> _EXERCISE_:
List each line of the data in which the string "срок" appears.

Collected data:
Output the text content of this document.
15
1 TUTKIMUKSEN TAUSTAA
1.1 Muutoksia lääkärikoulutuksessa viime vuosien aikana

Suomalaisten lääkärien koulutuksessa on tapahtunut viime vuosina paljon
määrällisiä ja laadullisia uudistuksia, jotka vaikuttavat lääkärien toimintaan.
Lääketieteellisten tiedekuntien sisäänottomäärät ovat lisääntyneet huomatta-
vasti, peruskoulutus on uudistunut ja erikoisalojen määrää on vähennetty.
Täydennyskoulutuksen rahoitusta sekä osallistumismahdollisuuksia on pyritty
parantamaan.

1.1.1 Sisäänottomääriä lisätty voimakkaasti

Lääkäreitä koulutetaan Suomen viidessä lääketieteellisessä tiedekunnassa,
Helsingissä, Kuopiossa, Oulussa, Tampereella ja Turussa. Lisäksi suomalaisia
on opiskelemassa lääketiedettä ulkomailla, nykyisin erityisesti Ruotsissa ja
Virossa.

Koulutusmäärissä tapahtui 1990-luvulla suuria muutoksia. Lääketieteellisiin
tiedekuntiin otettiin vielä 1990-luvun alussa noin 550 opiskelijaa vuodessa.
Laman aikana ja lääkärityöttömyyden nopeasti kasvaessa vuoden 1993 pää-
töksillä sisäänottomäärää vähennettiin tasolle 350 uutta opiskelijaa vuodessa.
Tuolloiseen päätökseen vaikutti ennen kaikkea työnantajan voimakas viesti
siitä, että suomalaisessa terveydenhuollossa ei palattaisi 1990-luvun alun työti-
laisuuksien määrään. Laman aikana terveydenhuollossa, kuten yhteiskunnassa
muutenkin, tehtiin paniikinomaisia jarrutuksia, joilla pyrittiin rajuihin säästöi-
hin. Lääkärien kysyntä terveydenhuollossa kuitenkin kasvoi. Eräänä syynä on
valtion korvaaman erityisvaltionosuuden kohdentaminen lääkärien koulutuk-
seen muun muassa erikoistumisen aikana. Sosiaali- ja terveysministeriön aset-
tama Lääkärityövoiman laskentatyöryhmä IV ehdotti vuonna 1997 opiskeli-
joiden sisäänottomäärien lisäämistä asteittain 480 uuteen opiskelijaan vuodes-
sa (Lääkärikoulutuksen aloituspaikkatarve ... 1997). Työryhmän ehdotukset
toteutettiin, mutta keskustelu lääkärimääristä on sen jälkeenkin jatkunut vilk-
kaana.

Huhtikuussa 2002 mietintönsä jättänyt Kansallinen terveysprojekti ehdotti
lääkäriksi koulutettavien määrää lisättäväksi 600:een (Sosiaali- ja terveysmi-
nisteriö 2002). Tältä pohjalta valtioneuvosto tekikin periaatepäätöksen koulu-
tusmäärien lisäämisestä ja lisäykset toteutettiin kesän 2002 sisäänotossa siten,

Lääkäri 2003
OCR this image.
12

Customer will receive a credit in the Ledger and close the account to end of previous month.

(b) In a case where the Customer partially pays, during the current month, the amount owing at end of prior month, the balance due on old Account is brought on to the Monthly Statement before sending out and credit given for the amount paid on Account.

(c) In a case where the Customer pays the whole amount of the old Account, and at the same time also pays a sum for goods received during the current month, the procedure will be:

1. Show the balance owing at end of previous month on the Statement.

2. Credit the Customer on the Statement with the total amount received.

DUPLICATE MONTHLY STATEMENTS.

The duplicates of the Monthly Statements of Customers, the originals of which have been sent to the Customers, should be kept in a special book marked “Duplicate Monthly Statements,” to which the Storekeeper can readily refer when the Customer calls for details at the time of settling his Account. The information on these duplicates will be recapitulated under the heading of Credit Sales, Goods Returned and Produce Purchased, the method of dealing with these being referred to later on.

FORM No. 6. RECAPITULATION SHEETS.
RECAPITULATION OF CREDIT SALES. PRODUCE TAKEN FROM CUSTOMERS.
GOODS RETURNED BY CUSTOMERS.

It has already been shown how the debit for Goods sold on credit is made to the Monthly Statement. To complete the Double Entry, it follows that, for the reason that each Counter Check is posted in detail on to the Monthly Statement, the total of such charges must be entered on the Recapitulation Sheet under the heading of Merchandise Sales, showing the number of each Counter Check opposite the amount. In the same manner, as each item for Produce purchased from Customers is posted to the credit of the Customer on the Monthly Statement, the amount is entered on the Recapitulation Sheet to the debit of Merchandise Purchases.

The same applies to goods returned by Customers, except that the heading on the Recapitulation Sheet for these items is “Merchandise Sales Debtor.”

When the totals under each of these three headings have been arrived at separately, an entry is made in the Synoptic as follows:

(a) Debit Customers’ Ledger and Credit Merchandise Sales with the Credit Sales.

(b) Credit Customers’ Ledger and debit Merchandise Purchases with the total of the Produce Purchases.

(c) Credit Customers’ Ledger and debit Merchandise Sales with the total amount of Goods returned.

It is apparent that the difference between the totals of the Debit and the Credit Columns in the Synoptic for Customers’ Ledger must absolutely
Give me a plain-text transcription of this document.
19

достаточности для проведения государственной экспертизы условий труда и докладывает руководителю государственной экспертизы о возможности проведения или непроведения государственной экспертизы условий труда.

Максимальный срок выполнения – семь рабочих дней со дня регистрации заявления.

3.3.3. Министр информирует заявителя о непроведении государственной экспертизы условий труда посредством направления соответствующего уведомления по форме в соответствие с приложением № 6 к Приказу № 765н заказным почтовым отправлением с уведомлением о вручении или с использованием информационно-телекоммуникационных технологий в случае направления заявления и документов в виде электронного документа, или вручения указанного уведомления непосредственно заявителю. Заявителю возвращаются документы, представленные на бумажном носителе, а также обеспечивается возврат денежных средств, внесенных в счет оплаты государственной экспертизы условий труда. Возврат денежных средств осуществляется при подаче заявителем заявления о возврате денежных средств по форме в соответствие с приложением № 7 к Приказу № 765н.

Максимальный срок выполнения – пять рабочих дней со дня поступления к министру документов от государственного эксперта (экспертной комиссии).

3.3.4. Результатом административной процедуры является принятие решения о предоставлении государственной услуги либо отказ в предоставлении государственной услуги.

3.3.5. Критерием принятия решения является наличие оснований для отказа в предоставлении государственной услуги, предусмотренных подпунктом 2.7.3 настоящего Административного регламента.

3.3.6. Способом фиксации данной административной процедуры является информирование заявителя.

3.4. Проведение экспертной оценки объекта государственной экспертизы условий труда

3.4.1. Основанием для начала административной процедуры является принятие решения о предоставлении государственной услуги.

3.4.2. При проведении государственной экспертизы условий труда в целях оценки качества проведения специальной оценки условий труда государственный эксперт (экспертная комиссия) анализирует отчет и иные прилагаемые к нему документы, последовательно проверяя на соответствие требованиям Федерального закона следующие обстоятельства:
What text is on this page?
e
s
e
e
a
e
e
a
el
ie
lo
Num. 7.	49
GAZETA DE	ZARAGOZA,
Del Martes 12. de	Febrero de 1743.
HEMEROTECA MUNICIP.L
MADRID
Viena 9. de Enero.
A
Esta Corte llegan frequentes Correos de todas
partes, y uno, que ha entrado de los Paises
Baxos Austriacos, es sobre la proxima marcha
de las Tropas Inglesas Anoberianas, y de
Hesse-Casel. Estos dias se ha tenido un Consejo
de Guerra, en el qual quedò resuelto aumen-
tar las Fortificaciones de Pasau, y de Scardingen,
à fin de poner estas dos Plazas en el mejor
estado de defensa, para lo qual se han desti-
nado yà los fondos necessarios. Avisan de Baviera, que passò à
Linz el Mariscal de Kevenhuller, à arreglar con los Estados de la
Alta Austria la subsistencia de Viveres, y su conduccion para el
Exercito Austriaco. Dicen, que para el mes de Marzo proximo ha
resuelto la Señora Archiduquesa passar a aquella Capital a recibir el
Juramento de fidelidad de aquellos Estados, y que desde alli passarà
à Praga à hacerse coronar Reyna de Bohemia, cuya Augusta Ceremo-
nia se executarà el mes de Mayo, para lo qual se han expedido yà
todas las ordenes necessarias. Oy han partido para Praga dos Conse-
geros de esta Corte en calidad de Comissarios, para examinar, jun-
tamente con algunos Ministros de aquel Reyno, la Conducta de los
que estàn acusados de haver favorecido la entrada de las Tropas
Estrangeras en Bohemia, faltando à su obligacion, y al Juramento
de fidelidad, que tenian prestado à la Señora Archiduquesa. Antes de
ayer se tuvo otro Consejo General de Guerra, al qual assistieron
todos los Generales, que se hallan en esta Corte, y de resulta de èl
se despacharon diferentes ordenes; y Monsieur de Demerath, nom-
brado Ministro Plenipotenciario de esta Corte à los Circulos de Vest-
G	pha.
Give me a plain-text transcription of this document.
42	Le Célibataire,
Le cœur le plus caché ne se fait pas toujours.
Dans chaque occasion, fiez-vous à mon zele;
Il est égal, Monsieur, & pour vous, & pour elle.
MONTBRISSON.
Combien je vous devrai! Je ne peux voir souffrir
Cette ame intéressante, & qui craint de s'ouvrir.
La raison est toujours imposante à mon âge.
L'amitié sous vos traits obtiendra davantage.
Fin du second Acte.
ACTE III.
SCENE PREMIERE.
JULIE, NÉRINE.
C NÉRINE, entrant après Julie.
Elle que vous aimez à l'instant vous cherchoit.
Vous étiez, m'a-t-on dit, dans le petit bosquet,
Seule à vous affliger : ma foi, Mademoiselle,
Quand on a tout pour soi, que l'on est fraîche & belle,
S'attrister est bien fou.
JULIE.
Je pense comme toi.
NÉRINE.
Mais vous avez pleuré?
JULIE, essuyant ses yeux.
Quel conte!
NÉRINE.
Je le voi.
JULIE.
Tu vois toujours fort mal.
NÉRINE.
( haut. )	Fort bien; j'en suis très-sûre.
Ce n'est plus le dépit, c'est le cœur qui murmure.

> _ANSWER TO THE EXERCISE_:
Максимальный срок выполнения – семь рабочих дней со дня регистрации заявления.
Максимальный срок выполнения – пять рабочих дней со дня поступления к министру документов от государственного эксперта (экспертной комиссии).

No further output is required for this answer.